▸ **Written task**:
An exact reproduction of the records is required, with all images left out.
▬▬▬▬▬▬▬▬▬▬
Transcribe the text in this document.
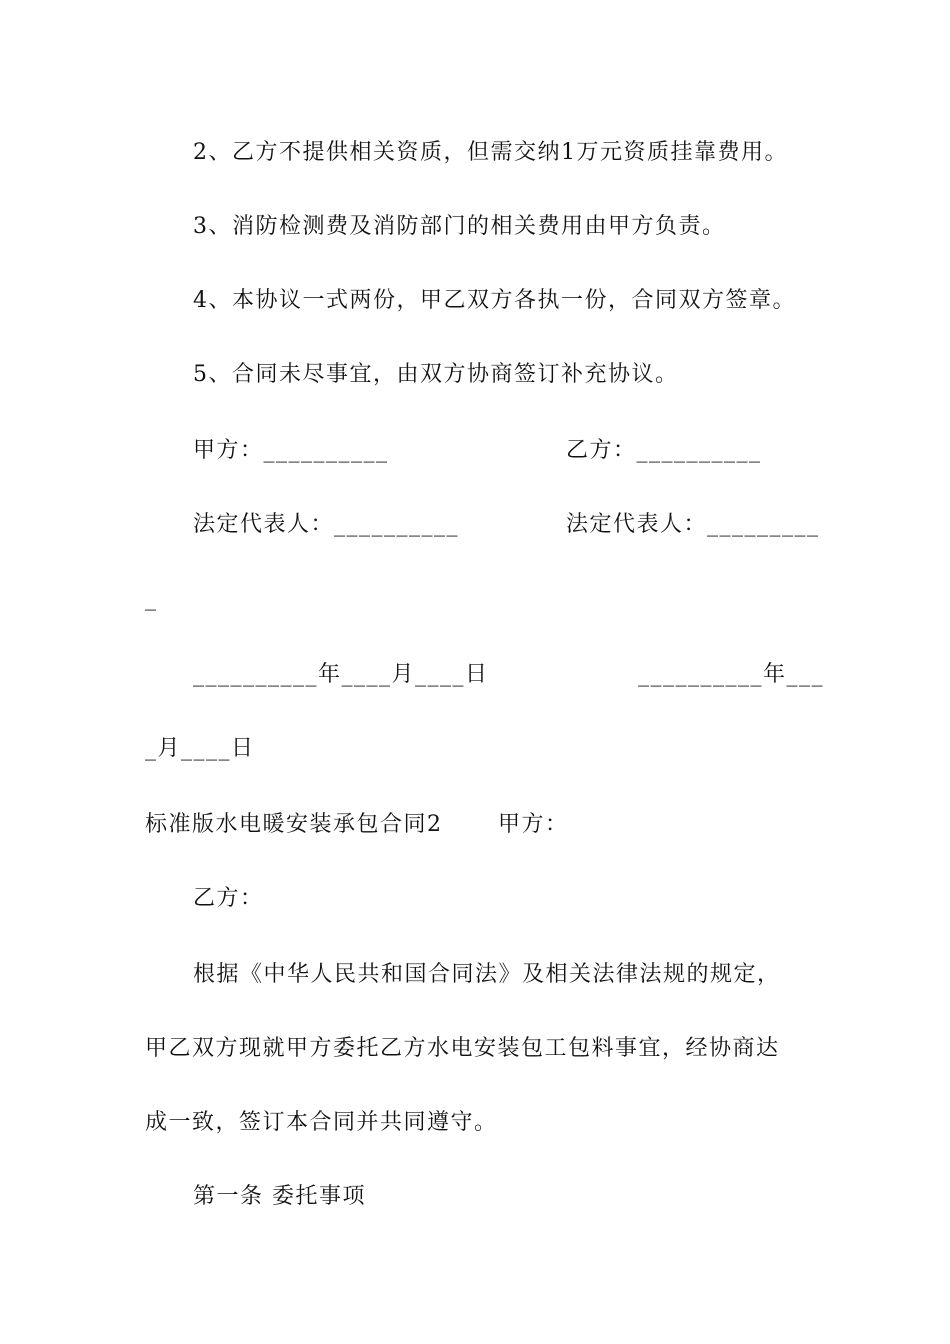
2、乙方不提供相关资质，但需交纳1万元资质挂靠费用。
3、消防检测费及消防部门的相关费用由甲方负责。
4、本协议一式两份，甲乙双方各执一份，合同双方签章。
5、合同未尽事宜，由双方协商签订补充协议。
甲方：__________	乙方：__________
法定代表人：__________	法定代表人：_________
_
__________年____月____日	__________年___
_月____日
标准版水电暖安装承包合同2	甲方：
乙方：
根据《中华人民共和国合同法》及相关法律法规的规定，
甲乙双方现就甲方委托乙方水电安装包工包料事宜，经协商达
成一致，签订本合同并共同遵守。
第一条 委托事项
▬▬▬▬▬▬▬▬▬▬
▸ **Complete answer**:
Transcribe the text in this document.
2、乙方不提供相关资质，但需交纳1万元资质挂靠费用。
3、消防检测费及消防部门的相关费用由甲方负责。
4、本协议一式两份，甲乙双方各执一份，合同双方签章。
5、合同未尽事宜，由双方协商签订补充协议。
甲方：__________	乙方：__________
法定代表人：__________	法定代表人：_________
_
__________年____月____日	__________年___
_月____日
标准版水电暖安装承包合同2	甲方：
乙方：
根据《中华人民共和国合同法》及相关法律法规的规定，
甲乙双方现就甲方委托乙方水电安装包工包料事宜，经协商达
成一致，签订本合同并共同遵守。
第一条 委托事项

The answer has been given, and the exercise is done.